**Challenge**
Copy out the data below verbatim.

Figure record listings
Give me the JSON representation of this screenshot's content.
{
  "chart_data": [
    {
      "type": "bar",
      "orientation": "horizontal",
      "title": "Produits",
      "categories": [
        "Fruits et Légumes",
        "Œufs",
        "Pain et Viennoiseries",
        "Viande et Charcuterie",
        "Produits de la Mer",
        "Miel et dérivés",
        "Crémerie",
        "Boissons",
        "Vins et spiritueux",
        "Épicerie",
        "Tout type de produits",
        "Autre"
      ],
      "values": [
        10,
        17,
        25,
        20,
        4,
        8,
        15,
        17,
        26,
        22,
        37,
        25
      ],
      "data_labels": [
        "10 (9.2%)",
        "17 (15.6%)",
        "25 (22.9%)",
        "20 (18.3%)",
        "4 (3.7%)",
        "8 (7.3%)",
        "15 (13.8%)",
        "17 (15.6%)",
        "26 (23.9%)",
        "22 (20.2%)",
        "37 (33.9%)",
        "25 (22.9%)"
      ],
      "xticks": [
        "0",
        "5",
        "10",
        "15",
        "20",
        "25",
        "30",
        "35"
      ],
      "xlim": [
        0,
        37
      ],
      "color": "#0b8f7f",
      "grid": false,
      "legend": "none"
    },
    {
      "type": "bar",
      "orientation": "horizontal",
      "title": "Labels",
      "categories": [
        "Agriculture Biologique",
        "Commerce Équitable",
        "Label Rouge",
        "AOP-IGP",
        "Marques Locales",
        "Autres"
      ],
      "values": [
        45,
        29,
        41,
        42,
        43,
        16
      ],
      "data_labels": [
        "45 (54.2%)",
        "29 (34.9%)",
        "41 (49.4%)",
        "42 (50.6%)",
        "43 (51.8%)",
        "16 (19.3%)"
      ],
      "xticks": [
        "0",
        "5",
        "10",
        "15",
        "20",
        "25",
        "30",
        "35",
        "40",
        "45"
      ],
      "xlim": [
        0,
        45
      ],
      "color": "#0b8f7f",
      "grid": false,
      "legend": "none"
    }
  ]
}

**In response**
Give me the JSON representation of this screenshot's content.
{
  "chart_data": [
    {
      "type": "bar",
      "orientation": "horizontal",
      "title": "Produits",
      "categories": [
        "Fruits et Légumes",
        "Œufs",
        "Pain et Viennoiseries",
        "Viande et Charcuterie",
        "Produits de la Mer",
        "Miel et dérivés",
        "Crémerie",
        "Boissons",
        "Vins et spiritueux",
        "Épicerie",
        "Tout type de produits",
        "Autre"
      ],
      "values": [
        10,
        17,
        25,
        20,
        4,
        8,
        15,
        17,
        26,
        22,
        37,
        25
      ],
      "data_labels": [
        "10 (9.2%)",
        "17 (15.6%)",
        "25 (22.9%)",
        "20 (18.3%)",
        "4 (3.7%)",
        "8 (7.3%)",
        "15 (13.8%)",
        "17 (15.6%)",
        "26 (23.9%)",
        "22 (20.2%)",
        "37 (33.9%)",
        "25 (22.9%)"
      ],
      "xticks": [
        "0",
        "5",
        "10",
        "15",
        "20",
        "25",
        "30",
        "35"
      ],
      "xlim": [
        0,
        37
      ],
      "color": "#0b8f7f",
      "grid": false,
      "legend": "none"
    },
    {
      "type": "bar",
      "orientation": "horizontal",
      "title": "Labels",
      "categories": [
        "Agriculture Biologique",
        "Commerce Équitable",
        "Label Rouge",
        "AOP-IGP",
        "Marques Locales",
        "Autres"
      ],
      "values": [
        45,
        29,
        41,
        42,
        43,
        16
      ],
      "data_labels": [
        "45 (54.2%)",
        "29 (34.9%)",
        "41 (49.4%)",
        "42 (50.6%)",
        "43 (51.8%)",
        "16 (19.3%)"
      ],
      "xticks": [
        "0",
        "5",
        "10",
        "15",
        "20",
        "25",
        "30",
        "35",
        "40",
        "45"
      ],
      "xlim": [
        0,
        45
      ],
      "color": "#0b8f7f",
      "grid": false,
      "legend": "none"
    }
  ]
}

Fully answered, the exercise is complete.